**Problem description**
Quote the entire text on the 76 mm mountain gun M1958 word for word.

**Selected passage**
[Start of Attachment]

Soviet mountain gun designed during the 1950s

The 76 mm mountain gun M1958 (M-99, GP or 2A2) was a Soviet mountain gun designed during the 1950s.

==History==
Developed by SKB-172 under the guidance of Mikhail Yurievich Tsirulnikov. The M-99 passed factory tests in December 1954 and passed military tests on 21 April 1955.

The M-99 was officially adopted in 1958 under the name 76 mm GP mountain gun. At this time, a new indexing of guns was introduced, and the M-99 received the GRAU index number 2A2.

==Design==
The barrel is the same as the 76 mm mountain gun model 1938. It has a split-trail carriage, a hydro-pneumatic recoil mechanism, a semi-automatic horizontal sliding wedge breech, torsion bar suspension, and pneumatic tires for motor transport. The gun is collapsible or can be broken down into 10 pack loads for transport.

==Surviving examples==
- Museum of the History of PJSC Motovilikha Plants, Perm.

[End of Attachment]

**Dataset extract**
[Start of Attachment]

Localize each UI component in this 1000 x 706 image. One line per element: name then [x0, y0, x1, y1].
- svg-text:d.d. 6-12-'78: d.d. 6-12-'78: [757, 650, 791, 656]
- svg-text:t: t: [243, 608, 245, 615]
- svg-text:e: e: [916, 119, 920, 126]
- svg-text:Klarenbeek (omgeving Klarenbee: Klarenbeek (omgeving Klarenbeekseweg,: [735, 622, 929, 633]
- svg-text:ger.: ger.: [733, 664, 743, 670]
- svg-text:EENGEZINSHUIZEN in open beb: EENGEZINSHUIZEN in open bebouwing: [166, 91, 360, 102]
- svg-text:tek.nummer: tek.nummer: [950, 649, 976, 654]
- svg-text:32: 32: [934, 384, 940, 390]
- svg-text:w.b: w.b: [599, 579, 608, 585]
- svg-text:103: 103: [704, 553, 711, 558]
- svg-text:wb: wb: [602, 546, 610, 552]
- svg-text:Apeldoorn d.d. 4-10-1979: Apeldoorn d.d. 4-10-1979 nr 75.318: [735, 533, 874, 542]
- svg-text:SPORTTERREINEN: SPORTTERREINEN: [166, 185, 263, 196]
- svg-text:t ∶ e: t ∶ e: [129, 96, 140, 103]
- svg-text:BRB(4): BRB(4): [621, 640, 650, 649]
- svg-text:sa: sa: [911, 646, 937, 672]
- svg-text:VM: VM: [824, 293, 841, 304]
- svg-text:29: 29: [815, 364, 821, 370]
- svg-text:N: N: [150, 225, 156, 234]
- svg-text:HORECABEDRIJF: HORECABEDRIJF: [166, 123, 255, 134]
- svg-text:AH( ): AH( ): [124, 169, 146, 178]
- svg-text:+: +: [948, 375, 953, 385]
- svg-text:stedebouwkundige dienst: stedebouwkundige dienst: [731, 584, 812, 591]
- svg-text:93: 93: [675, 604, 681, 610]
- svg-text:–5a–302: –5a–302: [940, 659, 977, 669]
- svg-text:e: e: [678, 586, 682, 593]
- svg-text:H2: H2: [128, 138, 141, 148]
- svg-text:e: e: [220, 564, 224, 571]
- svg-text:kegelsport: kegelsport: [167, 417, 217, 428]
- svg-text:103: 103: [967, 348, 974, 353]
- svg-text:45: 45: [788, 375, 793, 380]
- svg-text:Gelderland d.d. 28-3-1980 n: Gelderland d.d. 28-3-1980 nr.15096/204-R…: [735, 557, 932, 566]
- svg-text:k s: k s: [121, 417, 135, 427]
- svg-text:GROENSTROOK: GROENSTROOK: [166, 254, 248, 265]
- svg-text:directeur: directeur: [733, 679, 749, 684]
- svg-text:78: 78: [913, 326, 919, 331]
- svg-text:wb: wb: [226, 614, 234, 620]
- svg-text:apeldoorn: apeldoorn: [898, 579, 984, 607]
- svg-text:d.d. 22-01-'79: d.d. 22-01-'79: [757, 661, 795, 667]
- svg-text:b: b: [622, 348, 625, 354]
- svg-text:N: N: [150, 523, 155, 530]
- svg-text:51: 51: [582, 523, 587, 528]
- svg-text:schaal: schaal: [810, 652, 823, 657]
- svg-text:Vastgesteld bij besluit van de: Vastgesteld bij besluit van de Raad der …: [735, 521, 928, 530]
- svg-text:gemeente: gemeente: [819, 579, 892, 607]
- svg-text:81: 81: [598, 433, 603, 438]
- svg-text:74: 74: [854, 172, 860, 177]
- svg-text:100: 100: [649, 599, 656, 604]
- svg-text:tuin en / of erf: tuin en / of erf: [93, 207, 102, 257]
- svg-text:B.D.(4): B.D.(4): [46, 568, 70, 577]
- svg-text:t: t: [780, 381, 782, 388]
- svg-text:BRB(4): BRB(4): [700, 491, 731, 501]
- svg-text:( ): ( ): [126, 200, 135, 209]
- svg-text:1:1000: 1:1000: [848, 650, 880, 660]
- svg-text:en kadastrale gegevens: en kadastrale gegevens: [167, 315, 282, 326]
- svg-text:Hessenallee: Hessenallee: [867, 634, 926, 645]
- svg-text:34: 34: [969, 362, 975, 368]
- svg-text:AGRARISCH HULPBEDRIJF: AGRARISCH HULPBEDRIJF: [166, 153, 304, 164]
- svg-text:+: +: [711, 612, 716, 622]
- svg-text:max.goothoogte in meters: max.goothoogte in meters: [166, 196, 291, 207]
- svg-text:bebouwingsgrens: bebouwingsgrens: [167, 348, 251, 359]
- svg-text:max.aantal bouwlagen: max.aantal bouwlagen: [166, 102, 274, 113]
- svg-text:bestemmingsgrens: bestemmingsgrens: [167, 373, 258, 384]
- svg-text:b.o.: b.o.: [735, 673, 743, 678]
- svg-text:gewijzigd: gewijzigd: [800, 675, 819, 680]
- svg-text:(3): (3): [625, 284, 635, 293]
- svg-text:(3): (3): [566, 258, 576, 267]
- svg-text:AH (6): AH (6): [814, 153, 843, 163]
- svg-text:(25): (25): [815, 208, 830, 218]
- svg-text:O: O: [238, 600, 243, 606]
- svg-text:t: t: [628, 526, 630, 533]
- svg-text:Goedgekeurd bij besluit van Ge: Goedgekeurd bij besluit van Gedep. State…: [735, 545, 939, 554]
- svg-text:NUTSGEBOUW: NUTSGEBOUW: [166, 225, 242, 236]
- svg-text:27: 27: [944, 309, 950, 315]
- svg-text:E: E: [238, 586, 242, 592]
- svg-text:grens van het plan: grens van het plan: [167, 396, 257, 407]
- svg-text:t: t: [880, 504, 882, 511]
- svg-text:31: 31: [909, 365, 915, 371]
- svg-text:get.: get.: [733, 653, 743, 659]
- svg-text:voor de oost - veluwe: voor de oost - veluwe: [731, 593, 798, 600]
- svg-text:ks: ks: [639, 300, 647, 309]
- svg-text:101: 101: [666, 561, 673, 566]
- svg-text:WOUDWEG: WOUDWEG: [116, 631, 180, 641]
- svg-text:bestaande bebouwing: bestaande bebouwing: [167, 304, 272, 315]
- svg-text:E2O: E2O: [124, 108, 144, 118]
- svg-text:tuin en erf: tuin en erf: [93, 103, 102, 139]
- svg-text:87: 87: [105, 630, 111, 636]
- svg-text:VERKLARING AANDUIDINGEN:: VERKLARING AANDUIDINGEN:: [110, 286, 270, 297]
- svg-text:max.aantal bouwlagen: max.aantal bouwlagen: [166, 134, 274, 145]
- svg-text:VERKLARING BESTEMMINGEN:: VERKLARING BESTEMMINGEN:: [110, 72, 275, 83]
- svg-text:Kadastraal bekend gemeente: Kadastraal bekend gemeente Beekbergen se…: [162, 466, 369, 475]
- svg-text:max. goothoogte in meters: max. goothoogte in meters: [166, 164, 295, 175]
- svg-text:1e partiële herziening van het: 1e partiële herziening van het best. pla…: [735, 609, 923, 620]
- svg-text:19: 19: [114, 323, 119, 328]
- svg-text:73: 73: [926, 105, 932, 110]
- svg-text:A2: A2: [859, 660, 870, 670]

[End of Attachment]

**Solution to this problem**
Soviet mountain gun designed during the 1950s

The 76 mm mountain gun M1958 (M-99, GP or 2A2) was a Soviet mountain gun designed during the 1950s.

==History==
Developed by SKB-172 under the guidance of Mikhail Yurievich Tsirulnikov. The M-99 passed factory tests in December 1954 and passed military tests on 21 April 1955.

The M-99 was officially adopted in 1958 under the name 76 mm GP mountain gun. At this time, a new indexing of guns was introduced, and the M-99 received the GRAU index number 2A2.

==Design==
The barrel is the same as the 76 mm mountain gun model 1938. It has a split-trail carriage, a hydro-pneumatic recoil mechanism, a semi-automatic horizontal sliding wedge breech, torsion bar suspension, and pneumatic tires for motor transport. The gun is collapsible or can be broken down into 10 pack loads for transport.

==Surviving examples==
- Museum of the History of PJSC Motovilikha Plants, Perm.